* START Records for processing *

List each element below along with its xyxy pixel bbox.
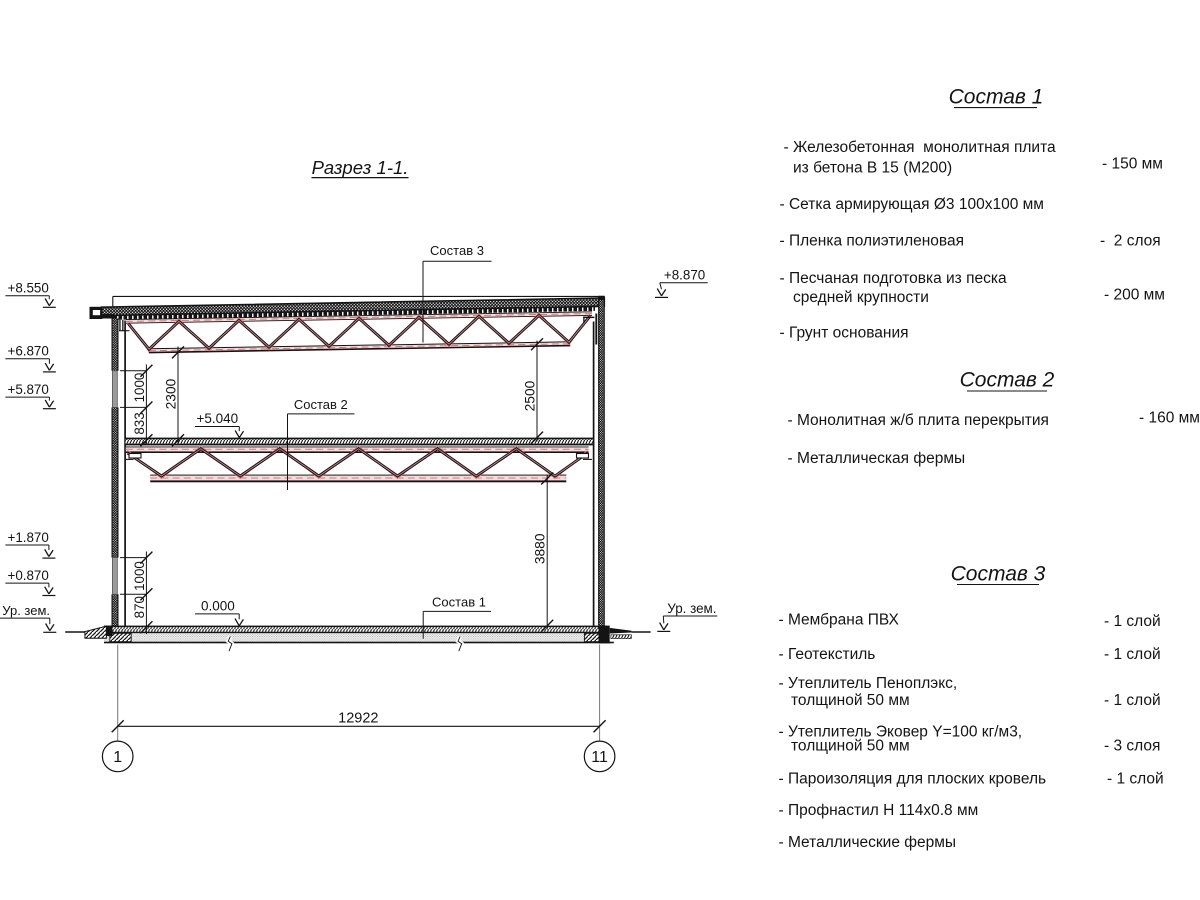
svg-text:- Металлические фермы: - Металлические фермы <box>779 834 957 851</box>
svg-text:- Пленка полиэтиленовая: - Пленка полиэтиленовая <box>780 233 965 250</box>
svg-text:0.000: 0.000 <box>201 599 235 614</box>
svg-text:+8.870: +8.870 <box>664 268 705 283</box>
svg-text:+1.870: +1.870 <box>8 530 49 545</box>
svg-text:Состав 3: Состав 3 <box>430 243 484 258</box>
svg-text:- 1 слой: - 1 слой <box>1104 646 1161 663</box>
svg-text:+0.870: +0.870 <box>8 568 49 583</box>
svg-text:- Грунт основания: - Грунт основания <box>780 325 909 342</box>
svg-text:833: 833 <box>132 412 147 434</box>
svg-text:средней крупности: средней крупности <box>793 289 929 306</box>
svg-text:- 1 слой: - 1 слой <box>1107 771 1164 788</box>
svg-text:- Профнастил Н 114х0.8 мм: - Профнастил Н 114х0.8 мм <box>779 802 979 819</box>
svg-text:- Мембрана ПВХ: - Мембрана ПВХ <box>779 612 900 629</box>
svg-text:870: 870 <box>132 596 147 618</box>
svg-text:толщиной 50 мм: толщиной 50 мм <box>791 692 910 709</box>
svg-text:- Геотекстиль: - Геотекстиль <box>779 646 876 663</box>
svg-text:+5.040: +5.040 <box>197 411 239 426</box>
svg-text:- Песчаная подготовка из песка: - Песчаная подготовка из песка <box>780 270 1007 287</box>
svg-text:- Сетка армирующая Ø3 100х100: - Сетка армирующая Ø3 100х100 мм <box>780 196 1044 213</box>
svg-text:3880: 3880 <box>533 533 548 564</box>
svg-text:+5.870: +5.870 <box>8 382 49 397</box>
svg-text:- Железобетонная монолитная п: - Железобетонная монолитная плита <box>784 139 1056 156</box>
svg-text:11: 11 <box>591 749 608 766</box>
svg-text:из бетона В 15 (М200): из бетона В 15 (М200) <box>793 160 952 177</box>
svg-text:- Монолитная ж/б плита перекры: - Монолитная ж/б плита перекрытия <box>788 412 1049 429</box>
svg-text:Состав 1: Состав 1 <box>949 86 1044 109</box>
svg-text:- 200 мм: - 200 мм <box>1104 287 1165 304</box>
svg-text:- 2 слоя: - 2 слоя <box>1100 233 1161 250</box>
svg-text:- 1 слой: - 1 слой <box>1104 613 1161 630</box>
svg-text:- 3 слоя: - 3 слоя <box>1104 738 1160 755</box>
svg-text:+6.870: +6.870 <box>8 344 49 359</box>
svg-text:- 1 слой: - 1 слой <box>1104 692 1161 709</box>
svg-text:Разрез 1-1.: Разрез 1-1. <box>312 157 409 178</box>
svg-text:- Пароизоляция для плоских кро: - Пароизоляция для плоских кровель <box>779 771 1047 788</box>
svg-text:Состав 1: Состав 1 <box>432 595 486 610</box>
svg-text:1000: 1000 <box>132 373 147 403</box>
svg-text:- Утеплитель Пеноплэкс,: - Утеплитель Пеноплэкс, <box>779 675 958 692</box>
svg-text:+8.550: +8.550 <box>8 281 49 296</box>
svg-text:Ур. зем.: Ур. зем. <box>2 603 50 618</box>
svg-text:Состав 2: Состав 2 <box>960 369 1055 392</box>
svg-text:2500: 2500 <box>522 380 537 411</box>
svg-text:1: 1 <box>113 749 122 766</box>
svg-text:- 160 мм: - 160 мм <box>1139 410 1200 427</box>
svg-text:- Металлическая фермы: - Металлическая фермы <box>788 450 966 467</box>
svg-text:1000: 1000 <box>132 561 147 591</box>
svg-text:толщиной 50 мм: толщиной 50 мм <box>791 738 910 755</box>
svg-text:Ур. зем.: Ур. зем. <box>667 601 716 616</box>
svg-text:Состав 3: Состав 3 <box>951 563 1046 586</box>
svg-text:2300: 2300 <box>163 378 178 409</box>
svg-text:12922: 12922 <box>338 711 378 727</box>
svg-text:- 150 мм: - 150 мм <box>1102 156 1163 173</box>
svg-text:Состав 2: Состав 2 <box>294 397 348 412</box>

* END Records for processing *
* START Records for processing *

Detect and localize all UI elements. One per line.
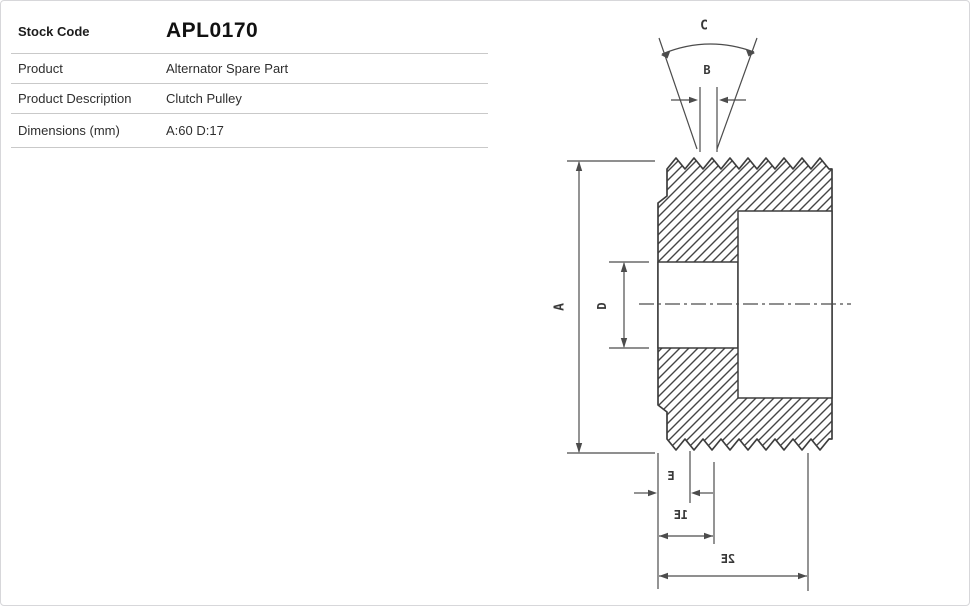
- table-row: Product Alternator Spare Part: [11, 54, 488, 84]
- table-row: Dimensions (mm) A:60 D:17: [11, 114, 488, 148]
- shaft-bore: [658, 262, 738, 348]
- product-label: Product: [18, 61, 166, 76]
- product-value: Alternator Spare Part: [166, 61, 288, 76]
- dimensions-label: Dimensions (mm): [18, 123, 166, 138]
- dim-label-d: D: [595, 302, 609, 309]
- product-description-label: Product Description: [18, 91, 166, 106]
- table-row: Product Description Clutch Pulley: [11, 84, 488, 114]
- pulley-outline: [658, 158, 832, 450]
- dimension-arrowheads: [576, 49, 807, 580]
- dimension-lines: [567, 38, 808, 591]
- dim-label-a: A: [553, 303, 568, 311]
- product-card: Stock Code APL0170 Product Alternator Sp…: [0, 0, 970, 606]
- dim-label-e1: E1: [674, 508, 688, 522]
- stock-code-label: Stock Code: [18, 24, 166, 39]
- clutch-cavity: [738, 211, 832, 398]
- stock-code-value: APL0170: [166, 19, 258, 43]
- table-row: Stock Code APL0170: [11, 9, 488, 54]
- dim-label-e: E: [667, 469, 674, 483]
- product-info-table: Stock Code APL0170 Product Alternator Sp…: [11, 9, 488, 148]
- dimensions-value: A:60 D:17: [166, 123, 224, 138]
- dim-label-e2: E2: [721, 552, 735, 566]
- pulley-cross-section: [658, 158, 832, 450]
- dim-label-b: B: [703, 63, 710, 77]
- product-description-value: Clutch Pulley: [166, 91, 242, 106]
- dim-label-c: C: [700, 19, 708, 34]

* END Records for processing *

Copy out the lines above exactly, beginning with the line that contains "svg-text:- Металлические фермы: - Металлические" and ending with the line that contains "svg-text:- Монолитная ж/б", both included.

svg-text:- Металлические фермы: - Металлические фермы <box>779 834 957 851</box>
svg-text:- Пленка полиэтиленовая: - Пленка полиэтиленовая <box>780 233 965 250</box>
svg-text:0.000: 0.000 <box>201 599 235 614</box>
svg-text:+8.870: +8.870 <box>664 268 705 283</box>
svg-text:+1.870: +1.870 <box>8 530 49 545</box>
svg-text:Состав 3: Состав 3 <box>430 243 484 258</box>
svg-text:- 1 слой: - 1 слой <box>1104 646 1161 663</box>
svg-text:+0.870: +0.870 <box>8 568 49 583</box>
svg-text:- Грунт основания: - Грунт основания <box>780 325 909 342</box>
svg-text:833: 833 <box>132 412 147 434</box>
svg-text:средней крупности: средней крупности <box>793 289 929 306</box>
svg-text:- 1 слой: - 1 слой <box>1107 771 1164 788</box>
svg-text:- Профнастил Н 114х0.8 мм: - Профнастил Н 114х0.8 мм <box>779 802 979 819</box>
svg-text:- Мембрана ПВХ: - Мембрана ПВХ <box>779 612 900 629</box>
svg-text:870: 870 <box>132 596 147 618</box>
svg-text:толщиной 50 мм: толщиной 50 мм <box>791 692 910 709</box>
svg-text:- Геотекстиль: - Геотекстиль <box>779 646 876 663</box>
svg-text:+5.040: +5.040 <box>197 411 239 426</box>
svg-text:- Песчаная подготовка из песка: - Песчаная подготовка из песка <box>780 270 1007 287</box>
svg-text:- Сетка армирующая Ø3 100х100: - Сетка армирующая Ø3 100х100 мм <box>780 196 1044 213</box>
svg-text:3880: 3880 <box>533 533 548 564</box>
svg-text:+5.870: +5.870 <box>8 382 49 397</box>
svg-text:- Железобетонная монолитная п: - Железобетонная монолитная плита <box>784 139 1056 156</box>
svg-text:11: 11 <box>591 749 608 766</box>
svg-text:из бетона В 15 (М200): из бетона В 15 (М200) <box>793 160 952 177</box>
svg-text:- Монолитная ж/б плита перекры: - Монолитная ж/б плита перекрытия <box>788 412 1049 429</box>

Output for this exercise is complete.